Material provided:
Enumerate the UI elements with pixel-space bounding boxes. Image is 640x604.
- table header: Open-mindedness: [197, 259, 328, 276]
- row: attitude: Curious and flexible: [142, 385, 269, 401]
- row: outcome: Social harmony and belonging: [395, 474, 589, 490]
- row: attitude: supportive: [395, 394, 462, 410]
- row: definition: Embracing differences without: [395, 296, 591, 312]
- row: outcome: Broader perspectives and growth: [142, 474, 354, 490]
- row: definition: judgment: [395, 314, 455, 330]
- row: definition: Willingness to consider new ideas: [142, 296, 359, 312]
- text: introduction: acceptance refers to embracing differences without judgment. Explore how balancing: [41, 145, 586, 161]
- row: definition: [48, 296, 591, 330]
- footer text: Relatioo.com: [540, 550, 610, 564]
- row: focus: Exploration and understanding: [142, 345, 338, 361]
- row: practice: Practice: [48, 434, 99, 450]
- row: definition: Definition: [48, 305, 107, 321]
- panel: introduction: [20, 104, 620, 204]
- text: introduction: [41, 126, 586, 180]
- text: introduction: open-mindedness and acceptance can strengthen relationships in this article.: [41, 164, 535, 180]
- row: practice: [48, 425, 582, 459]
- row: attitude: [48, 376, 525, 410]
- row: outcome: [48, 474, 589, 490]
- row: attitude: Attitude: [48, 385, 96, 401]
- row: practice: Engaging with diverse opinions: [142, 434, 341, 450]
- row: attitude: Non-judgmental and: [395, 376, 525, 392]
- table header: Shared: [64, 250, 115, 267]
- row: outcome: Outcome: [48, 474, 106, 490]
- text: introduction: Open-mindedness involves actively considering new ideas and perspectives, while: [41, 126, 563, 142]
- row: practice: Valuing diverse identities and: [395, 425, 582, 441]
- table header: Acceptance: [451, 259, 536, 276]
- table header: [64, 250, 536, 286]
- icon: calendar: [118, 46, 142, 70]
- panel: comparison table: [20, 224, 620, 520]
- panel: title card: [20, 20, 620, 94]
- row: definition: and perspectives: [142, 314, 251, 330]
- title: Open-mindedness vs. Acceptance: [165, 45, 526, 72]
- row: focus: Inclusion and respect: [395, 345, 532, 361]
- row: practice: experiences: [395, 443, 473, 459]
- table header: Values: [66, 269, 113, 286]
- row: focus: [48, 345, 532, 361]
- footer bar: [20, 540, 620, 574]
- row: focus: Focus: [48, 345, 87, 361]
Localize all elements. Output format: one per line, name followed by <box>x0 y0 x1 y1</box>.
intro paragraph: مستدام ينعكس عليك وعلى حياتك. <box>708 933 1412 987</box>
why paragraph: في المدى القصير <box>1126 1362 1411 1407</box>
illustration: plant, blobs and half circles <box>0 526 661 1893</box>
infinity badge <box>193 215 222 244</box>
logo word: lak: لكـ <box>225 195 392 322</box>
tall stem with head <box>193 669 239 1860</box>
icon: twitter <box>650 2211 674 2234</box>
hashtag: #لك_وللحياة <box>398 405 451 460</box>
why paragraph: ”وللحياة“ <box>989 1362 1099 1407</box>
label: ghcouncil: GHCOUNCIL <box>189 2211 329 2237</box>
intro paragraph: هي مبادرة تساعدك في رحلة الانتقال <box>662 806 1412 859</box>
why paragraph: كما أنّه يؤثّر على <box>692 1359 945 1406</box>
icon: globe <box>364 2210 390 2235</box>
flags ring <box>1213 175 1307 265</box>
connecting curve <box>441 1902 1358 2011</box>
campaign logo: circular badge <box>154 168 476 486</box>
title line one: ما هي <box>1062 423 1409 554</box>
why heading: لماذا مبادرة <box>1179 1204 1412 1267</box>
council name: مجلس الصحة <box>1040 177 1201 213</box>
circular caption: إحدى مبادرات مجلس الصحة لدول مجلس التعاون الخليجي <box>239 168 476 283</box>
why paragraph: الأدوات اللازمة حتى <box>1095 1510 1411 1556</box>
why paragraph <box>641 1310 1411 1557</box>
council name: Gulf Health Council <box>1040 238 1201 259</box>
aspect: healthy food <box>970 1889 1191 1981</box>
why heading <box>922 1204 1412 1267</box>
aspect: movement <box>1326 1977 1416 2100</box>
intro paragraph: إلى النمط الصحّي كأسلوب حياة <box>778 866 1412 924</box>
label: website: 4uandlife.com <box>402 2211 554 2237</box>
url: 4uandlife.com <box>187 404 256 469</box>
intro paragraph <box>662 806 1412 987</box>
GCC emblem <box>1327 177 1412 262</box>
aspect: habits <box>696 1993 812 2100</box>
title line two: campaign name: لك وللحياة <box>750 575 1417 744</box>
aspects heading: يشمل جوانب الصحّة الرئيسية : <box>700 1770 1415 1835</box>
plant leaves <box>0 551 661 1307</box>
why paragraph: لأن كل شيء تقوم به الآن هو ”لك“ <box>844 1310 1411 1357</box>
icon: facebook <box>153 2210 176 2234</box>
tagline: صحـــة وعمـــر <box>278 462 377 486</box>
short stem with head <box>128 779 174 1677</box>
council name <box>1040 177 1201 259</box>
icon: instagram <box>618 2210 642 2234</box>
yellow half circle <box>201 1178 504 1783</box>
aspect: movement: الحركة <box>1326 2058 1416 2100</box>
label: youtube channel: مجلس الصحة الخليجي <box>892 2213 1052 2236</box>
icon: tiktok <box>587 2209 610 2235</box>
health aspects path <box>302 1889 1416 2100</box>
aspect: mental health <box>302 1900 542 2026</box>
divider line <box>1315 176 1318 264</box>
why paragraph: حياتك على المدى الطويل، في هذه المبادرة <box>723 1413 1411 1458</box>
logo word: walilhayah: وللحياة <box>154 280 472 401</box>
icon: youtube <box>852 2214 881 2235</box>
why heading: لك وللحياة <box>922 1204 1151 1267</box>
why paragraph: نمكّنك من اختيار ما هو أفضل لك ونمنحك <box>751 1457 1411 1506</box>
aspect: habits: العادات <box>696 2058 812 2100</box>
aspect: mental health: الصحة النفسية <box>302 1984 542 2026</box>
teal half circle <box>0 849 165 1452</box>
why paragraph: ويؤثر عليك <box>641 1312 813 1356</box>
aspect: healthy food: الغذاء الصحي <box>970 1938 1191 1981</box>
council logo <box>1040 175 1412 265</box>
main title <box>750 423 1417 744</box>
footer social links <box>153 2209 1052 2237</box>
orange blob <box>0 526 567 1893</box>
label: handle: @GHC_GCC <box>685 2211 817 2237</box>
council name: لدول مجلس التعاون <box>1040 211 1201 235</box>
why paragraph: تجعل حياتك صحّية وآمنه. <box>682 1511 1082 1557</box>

Requirements: Rewrite the items above, changing "introduction" to "overview" wherever it occurs and leaving everything else unchanged.

Answer to this task:
Enumerate the UI elements with pixel-space bounding boxes. Image is 640x604.
- table header: Open-mindedness: [197, 259, 328, 276]
- row: attitude: Curious and flexible: [142, 385, 269, 401]
- row: outcome: Social harmony and belonging: [395, 474, 589, 490]
- row: attitude: supportive: [395, 394, 462, 410]
- row: definition: Embracing differences without: [395, 296, 591, 312]
- row: outcome: Broader perspectives and growth: [142, 474, 354, 490]
- row: definition: judgment: [395, 314, 455, 330]
- row: definition: Willingness to consider new ideas: [142, 296, 359, 312]
- text: overview: acceptance refers to embracing differences without judgment. Explore how balancing: [41, 145, 586, 161]
- row: definition: [48, 296, 591, 330]
- footer text: Relatioo.com: [540, 550, 610, 564]
- row: focus: Exploration and understanding: [142, 345, 338, 361]
- row: practice: Practice: [48, 434, 99, 450]
- row: definition: Definition: [48, 305, 107, 321]
- panel: overview: [20, 104, 620, 204]
- text: overview: [41, 126, 586, 180]
- text: overview: open-mindedness and acceptance can strengthen relationships in this article.: [41, 164, 535, 180]
- row: practice: [48, 425, 582, 459]
- row: attitude: [48, 376, 525, 410]
- row: outcome: [48, 474, 589, 490]
- row: attitude: Attitude: [48, 385, 96, 401]
- row: practice: Engaging with diverse opinions: [142, 434, 341, 450]
- row: attitude: Non-judgmental and: [395, 376, 525, 392]
- table header: Shared: [64, 250, 115, 267]
- row: outcome: Outcome: [48, 474, 106, 490]
- text: overview: Open-mindedness involves actively considering new ideas and perspectives, while: [41, 126, 563, 142]
- row: practice: Valuing diverse identities and: [395, 425, 582, 441]
- table header: Acceptance: [451, 259, 536, 276]
- table header: [64, 250, 536, 286]
- icon: calendar: [118, 46, 142, 70]
- panel: comparison table: [20, 224, 620, 520]
- panel: title card: [20, 20, 620, 94]
- row: definition: and perspectives: [142, 314, 251, 330]
- title: Open-mindedness vs. Acceptance: [165, 45, 526, 72]
- row: focus: Inclusion and respect: [395, 345, 532, 361]
- row: practice: experiences: [395, 443, 473, 459]
- table header: Values: [66, 269, 113, 286]
- row: focus: [48, 345, 532, 361]
- footer bar: [20, 540, 620, 574]
- row: focus: Focus: [48, 345, 87, 361]
Localize all elements. Output format: one per line, name followed by <box>x0 y0 x1 y1</box>.
intro paragraph: مستدام ينعكس عليك وعلى حياتك. <box>708 933 1412 987</box>
why paragraph: في المدى القصير <box>1126 1362 1411 1407</box>
illustration: plant, blobs and half circles <box>0 526 661 1893</box>
infinity badge <box>193 215 222 244</box>
logo word: lak: لكـ <box>225 195 392 322</box>
tall stem with head <box>193 669 239 1860</box>
icon: twitter <box>650 2211 674 2234</box>
hashtag: #لك_وللحياة <box>398 405 451 460</box>
why paragraph: ”وللحياة“ <box>989 1362 1099 1407</box>
label: ghcouncil: GHCOUNCIL <box>189 2211 329 2237</box>
intro paragraph: هي مبادرة تساعدك في رحلة الانتقال <box>662 806 1412 859</box>
why paragraph: كما أنّه يؤثّر على <box>692 1359 945 1406</box>
icon: globe <box>364 2210 390 2235</box>
flags ring <box>1213 175 1307 265</box>
connecting curve <box>441 1902 1358 2011</box>
campaign logo: circular badge <box>154 168 476 486</box>
title line one: ما هي <box>1062 423 1409 554</box>
why heading: لماذا مبادرة <box>1179 1204 1412 1267</box>
council name: مجلس الصحة <box>1040 177 1201 213</box>
circular caption: إحدى مبادرات مجلس الصحة لدول مجلس التعاون الخليجي <box>239 168 476 283</box>
why paragraph: الأدوات اللازمة حتى <box>1095 1510 1411 1556</box>
why paragraph <box>641 1310 1411 1557</box>
council name: Gulf Health Council <box>1040 238 1201 259</box>
aspect: healthy food <box>970 1889 1191 1981</box>
why heading <box>922 1204 1412 1267</box>
aspect: movement <box>1326 1977 1416 2100</box>
intro paragraph: إلى النمط الصحّي كأسلوب حياة <box>778 866 1412 924</box>
label: website: 4uandlife.com <box>402 2211 554 2237</box>
url: 4uandlife.com <box>187 404 256 469</box>
intro paragraph <box>662 806 1412 987</box>
GCC emblem <box>1327 177 1412 262</box>
aspect: habits <box>696 1993 812 2100</box>
title line two: campaign name: لك وللحياة <box>750 575 1417 744</box>
aspects heading: يشمل جوانب الصحّة الرئيسية : <box>700 1770 1415 1835</box>
plant leaves <box>0 551 661 1307</box>
why paragraph: لأن كل شيء تقوم به الآن هو ”لك“ <box>844 1310 1411 1357</box>
icon: facebook <box>153 2210 176 2234</box>
tagline: صحـــة وعمـــر <box>278 462 377 486</box>
short stem with head <box>128 779 174 1677</box>
council name <box>1040 177 1201 259</box>
icon: instagram <box>618 2210 642 2234</box>
yellow half circle <box>201 1178 504 1783</box>
aspect: movement: الحركة <box>1326 2058 1416 2100</box>
label: youtube channel: مجلس الصحة الخليجي <box>892 2213 1052 2236</box>
icon: tiktok <box>587 2209 610 2235</box>
health aspects path <box>302 1889 1416 2100</box>
aspect: mental health <box>302 1900 542 2026</box>
divider line <box>1315 176 1318 264</box>
why paragraph: حياتك على المدى الطويل، في هذه المبادرة <box>723 1413 1411 1458</box>
logo word: walilhayah: وللحياة <box>154 280 472 401</box>
icon: youtube <box>852 2214 881 2235</box>
why heading: لك وللحياة <box>922 1204 1151 1267</box>
why paragraph: نمكّنك من اختيار ما هو أفضل لك ونمنحك <box>751 1457 1411 1506</box>
aspect: habits: العادات <box>696 2058 812 2100</box>
aspect: mental health: الصحة النفسية <box>302 1984 542 2026</box>
teal half circle <box>0 849 165 1452</box>
why paragraph: ويؤثر عليك <box>641 1312 813 1356</box>
aspect: healthy food: الغذاء الصحي <box>970 1938 1191 1981</box>
council logo <box>1040 175 1412 265</box>
main title <box>750 423 1417 744</box>
footer social links <box>153 2209 1052 2237</box>
orange blob <box>0 526 567 1893</box>
label: handle: @GHC_GCC <box>685 2211 817 2237</box>
council name: لدول مجلس التعاون <box>1040 211 1201 235</box>
why paragraph: تجعل حياتك صحّية وآمنه. <box>682 1511 1082 1557</box>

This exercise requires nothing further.